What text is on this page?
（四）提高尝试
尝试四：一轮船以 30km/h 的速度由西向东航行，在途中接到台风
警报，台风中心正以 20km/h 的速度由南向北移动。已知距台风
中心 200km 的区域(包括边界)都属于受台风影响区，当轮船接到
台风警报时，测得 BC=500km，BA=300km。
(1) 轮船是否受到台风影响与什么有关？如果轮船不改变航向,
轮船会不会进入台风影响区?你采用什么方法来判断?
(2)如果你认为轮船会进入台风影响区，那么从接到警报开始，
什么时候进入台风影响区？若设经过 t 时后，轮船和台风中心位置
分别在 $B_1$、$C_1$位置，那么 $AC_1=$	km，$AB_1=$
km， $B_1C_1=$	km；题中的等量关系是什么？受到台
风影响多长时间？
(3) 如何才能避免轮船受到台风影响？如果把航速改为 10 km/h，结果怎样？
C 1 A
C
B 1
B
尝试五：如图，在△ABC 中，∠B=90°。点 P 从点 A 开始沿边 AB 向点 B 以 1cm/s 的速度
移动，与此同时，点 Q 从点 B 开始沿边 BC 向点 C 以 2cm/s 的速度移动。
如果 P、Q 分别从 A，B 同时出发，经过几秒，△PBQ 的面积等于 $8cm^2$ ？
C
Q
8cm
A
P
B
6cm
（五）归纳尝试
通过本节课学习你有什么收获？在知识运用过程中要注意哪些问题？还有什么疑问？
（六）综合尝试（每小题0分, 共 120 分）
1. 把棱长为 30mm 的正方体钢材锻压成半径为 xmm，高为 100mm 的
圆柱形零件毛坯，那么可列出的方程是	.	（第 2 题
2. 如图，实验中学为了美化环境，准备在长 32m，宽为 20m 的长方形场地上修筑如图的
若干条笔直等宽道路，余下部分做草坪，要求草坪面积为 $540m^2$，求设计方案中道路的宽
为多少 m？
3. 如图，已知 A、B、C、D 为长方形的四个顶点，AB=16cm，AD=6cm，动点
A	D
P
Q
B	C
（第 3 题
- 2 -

### Objective
Each line of the material that holds the string "开始沿边" counts once; give the total alone.

### Solution to this task
2